[Start]
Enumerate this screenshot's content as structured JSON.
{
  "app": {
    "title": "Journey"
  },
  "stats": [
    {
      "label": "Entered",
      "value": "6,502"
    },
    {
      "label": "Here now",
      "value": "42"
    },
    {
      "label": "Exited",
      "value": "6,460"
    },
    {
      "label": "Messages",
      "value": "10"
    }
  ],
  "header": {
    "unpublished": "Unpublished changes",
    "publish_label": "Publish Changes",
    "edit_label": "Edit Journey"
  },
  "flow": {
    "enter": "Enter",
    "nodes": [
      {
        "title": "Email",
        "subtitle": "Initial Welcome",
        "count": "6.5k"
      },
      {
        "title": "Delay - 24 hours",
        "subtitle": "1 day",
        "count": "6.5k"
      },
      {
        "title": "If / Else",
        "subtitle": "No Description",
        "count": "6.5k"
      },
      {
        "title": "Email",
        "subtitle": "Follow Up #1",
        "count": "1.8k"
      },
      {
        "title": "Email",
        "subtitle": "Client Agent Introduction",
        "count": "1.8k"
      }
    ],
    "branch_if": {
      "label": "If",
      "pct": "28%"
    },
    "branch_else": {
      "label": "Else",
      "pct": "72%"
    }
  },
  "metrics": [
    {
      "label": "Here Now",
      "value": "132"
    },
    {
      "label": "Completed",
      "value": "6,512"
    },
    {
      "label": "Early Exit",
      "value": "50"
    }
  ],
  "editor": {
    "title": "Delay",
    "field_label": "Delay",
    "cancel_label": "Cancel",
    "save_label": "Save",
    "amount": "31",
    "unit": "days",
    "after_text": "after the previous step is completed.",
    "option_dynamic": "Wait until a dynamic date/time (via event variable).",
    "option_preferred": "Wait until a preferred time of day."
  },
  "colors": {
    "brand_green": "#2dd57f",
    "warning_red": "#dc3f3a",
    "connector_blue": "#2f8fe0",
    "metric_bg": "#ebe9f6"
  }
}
[End]
Write out every entry above, word for word.

Enumerate this screenshot's content as structured JSON.
{
  "app": {
    "title": "Journey"
  },
  "stats": [
    {
      "label": "Entered",
      "value": "6,502"
    },
    {
      "label": "Here now",
      "value": "42"
    },
    {
      "label": "Exited",
      "value": "6,460"
    },
    {
      "label": "Messages",
      "value": "10"
    }
  ],
  "header": {
    "unpublished": "Unpublished changes",
    "publish_label": "Publish Changes",
    "edit_label": "Edit Journey"
  },
  "flow": {
    "enter": "Enter",
    "nodes": [
      {
        "title": "Email",
        "subtitle": "Initial Welcome",
        "count": "6.5k"
      },
      {
        "title": "Delay - 24 hours",
        "subtitle": "1 day",
        "count": "6.5k"
      },
      {
        "title": "If / Else",
        "subtitle": "No Description",
        "count": "6.5k"
      },
      {
        "title": "Email",
        "subtitle": "Follow Up #1",
        "count": "1.8k"
      },
      {
        "title": "Email",
        "subtitle": "Client Agent Introduction",
        "count": "1.8k"
      }
    ],
    "branch_if": {
      "label": "If",
      "pct": "28%"
    },
    "branch_else": {
      "label": "Else",
      "pct": "72%"
    }
  },
  "metrics": [
    {
      "label": "Here Now",
      "value": "132"
    },
    {
      "label": "Completed",
      "value": "6,512"
    },
    {
      "label": "Early Exit",
      "value": "50"
    }
  ],
  "editor": {
    "title": "Delay",
    "field_label": "Delay",
    "cancel_label": "Cancel",
    "save_label": "Save",
    "amount": "31",
    "unit": "days",
    "after_text": "after the previous step is completed.",
    "option_dynamic": "Wait until a dynamic date/time (via event variable).",
    "option_preferred": "Wait until a preferred time of day."
  },
  "colors": {
    "brand_green": "#2dd57f",
    "warning_red": "#dc3f3a",
    "connector_blue": "#2f8fe0",
    "metric_bg": "#ebe9f6"
  }
}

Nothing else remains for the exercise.